— START OF Provided entries —

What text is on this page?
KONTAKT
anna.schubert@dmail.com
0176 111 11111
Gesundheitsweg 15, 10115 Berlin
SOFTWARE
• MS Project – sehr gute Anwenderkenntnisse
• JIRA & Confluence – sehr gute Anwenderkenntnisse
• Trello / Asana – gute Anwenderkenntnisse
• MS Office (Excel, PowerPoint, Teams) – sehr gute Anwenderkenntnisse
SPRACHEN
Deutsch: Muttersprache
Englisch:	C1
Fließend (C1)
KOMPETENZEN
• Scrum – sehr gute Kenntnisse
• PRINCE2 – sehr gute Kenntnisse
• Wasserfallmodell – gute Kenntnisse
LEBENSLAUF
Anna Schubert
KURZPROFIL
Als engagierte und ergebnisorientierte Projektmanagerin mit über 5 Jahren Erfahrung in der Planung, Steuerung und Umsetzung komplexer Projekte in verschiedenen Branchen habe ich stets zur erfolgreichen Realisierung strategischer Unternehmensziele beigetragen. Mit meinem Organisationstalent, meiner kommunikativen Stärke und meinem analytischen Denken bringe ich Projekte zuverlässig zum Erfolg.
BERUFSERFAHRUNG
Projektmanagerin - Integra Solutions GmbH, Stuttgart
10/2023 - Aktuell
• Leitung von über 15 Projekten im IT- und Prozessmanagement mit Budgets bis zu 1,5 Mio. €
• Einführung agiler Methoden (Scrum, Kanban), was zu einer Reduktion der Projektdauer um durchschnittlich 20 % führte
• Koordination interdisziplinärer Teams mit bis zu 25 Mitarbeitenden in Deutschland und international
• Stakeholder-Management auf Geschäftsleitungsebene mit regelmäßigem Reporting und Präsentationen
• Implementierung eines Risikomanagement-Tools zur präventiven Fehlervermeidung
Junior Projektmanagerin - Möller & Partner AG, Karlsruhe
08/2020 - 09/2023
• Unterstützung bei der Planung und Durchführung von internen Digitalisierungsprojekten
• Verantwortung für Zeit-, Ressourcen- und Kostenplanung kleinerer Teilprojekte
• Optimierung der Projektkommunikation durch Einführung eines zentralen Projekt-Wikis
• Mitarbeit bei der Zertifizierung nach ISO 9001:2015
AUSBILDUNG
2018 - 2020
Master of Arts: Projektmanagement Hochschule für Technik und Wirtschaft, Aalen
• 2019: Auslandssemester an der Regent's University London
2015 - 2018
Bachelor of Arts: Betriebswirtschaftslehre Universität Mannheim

— END OF Provided entries —
— START OF Provided entries —

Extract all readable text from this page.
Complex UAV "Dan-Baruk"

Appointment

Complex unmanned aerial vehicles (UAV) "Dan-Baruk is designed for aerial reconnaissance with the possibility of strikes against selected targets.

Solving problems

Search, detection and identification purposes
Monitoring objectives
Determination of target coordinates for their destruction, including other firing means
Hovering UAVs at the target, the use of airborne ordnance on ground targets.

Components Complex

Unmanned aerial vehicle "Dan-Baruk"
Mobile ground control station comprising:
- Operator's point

— END OF Provided entries —
— START OF Provided entries —

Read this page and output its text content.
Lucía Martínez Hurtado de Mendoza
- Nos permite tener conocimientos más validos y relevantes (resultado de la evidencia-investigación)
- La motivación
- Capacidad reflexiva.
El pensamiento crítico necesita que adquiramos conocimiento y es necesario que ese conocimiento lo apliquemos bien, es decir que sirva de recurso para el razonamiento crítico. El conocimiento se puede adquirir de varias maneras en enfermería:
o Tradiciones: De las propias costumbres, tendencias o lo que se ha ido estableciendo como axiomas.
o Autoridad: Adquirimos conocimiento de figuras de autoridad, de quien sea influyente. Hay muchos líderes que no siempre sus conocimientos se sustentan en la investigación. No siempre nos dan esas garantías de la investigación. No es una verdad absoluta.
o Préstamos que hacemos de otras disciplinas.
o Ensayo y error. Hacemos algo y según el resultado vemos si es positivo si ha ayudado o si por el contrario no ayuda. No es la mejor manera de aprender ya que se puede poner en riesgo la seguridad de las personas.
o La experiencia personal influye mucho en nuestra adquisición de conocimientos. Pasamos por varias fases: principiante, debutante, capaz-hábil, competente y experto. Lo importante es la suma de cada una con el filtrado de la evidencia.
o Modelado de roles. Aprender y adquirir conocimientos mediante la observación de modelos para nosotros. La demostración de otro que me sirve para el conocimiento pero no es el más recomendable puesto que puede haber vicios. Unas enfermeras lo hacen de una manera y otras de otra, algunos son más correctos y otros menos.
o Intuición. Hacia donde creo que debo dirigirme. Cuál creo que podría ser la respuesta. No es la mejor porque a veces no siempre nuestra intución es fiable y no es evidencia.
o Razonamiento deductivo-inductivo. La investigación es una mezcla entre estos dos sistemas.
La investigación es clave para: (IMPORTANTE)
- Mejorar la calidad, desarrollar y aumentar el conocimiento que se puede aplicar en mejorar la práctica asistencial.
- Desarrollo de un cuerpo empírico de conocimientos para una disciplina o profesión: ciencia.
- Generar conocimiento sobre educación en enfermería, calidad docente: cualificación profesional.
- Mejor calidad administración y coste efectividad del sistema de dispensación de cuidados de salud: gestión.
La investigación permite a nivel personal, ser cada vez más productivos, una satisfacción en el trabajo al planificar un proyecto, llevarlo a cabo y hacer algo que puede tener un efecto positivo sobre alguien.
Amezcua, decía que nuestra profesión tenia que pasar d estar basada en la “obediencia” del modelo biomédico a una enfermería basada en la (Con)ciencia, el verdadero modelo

— END OF Provided entries —

> Requirement: Tally the lines of the listing that include "eines". Reply with nothing but the count.

> The answer: 2